**Work to be completed:**
From the entries below, copy out every line with "kunderna" in it.

Page text entries
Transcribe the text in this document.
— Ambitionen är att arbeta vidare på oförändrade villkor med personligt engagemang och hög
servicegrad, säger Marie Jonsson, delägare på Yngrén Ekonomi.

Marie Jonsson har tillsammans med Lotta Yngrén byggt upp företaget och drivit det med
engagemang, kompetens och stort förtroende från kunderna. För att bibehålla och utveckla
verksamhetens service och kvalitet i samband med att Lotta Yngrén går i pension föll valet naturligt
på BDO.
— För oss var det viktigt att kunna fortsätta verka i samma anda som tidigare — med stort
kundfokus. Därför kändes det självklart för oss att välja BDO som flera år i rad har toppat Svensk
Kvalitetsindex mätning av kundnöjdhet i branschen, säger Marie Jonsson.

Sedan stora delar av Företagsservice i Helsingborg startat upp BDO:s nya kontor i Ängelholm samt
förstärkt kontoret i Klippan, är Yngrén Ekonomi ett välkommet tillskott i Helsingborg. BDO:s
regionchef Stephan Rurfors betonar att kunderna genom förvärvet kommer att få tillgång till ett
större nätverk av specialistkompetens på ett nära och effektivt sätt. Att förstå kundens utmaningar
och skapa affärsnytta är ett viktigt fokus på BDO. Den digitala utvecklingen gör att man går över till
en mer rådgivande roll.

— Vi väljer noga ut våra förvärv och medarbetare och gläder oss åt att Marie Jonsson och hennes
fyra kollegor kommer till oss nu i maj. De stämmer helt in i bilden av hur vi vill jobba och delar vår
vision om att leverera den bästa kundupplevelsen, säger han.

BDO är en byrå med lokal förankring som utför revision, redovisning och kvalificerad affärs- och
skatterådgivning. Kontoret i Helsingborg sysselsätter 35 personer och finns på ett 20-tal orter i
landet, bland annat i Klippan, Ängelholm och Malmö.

**Final answer:**
engagemang, kompetens och stort förtroende från kunderna. För att bibehålla och utveckla
regionchef Stephan Rurfors betonar att kunderna genom förvärvet kommer att få tillgång till ett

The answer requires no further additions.